Transcribe the records that follow, preserving every word.

**Supplied material**
□ □ □ □

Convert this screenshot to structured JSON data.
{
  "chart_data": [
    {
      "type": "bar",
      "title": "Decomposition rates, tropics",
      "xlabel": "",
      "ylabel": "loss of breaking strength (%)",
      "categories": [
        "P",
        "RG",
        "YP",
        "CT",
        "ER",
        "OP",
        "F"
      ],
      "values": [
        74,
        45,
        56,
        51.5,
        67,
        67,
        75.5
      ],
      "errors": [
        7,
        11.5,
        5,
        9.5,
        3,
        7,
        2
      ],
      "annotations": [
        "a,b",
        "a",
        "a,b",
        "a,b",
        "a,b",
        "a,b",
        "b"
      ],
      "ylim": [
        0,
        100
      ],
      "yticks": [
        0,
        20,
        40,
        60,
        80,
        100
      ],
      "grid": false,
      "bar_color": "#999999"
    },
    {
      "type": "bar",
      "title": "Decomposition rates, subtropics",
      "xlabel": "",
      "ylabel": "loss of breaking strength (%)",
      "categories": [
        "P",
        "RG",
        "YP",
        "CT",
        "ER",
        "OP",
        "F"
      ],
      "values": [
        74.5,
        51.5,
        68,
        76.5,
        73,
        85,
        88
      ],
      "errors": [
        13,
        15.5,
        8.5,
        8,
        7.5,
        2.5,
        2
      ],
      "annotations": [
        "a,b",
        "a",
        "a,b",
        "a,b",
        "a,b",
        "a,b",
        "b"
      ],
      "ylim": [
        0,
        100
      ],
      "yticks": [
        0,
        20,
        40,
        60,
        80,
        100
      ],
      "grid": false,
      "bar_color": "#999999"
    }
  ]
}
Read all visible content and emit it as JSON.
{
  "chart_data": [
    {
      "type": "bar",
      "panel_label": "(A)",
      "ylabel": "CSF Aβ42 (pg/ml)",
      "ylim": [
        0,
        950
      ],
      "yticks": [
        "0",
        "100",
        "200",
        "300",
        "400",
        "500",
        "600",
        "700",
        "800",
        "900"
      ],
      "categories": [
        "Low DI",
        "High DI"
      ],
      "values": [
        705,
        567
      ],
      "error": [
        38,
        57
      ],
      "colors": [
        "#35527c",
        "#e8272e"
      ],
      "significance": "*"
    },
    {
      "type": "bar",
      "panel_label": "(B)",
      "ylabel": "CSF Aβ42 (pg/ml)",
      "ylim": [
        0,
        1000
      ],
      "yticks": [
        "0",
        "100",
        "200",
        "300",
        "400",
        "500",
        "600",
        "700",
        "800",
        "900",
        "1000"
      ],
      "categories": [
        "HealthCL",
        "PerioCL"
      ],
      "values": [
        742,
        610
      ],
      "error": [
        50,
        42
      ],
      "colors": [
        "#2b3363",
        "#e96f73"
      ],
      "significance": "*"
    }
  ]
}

□ □ □ □

**In response**
Convert this screenshot to structured JSON data.
{
  "chart_data": [
    {
      "type": "bar",
      "title": "Decomposition rates, tropics",
      "xlabel": "",
      "ylabel": "loss of breaking strength (%)",
      "categories": [
        "P",
        "RG",
        "YP",
        "CT",
        "ER",
        "OP",
        "F"
      ],
      "values": [
        74,
        45,
        56,
        51.5,
        67,
        67,
        75.5
      ],
      "errors": [
        7,
        11.5,
        5,
        9.5,
        3,
        7,
        2
      ],
      "annotations": [
        "a,b",
        "a",
        "a,b",
        "a,b",
        "a,b",
        "a,b",
        "b"
      ],
      "ylim": [
        0,
        100
      ],
      "yticks": [
        0,
        20,
        40,
        60,
        80,
        100
      ],
      "grid": false,
      "bar_color": "#999999"
    },
    {
      "type": "bar",
      "title": "Decomposition rates, subtropics",
      "xlabel": "",
      "ylabel": "loss of breaking strength (%)",
      "categories": [
        "P",
        "RG",
        "YP",
        "CT",
        "ER",
        "OP",
        "F"
      ],
      "values": [
        74.5,
        51.5,
        68,
        76.5,
        73,
        85,
        88
      ],
      "errors": [
        13,
        15.5,
        8.5,
        8,
        7.5,
        2.5,
        2
      ],
      "annotations": [
        "a,b",
        "a",
        "a,b",
        "a,b",
        "a,b",
        "a,b",
        "b"
      ],
      "ylim": [
        0,
        100
      ],
      "yticks": [
        0,
        20,
        40,
        60,
        80,
        100
      ],
      "grid": false,
      "bar_color": "#999999"
    }
  ]
}
Read all visible content and emit it as JSON.
{
  "chart_data": [
    {
      "type": "bar",
      "panel_label": "(A)",
      "ylabel": "CSF Aβ42 (pg/ml)",
      "ylim": [
        0,
        950
      ],
      "yticks": [
        "0",
        "100",
        "200",
        "300",
        "400",
        "500",
        "600",
        "700",
        "800",
        "900"
      ],
      "categories": [
        "Low DI",
        "High DI"
      ],
      "values": [
        705,
        567
      ],
      "error": [
        38,
        57
      ],
      "colors": [
        "#35527c",
        "#e8272e"
      ],
      "significance": "*"
    },
    {
      "type": "bar",
      "panel_label": "(B)",
      "ylabel": "CSF Aβ42 (pg/ml)",
      "ylim": [
        0,
        1000
      ],
      "yticks": [
        "0",
        "100",
        "200",
        "300",
        "400",
        "500",
        "600",
        "700",
        "800",
        "900",
        "1000"
      ],
      "categories": [
        "HealthCL",
        "PerioCL"
      ],
      "values": [
        742,
        610
      ],
      "error": [
        50,
        42
      ],
      "colors": [
        "#2b3363",
        "#e96f73"
      ],
      "significance": "*"
    }
  ]
}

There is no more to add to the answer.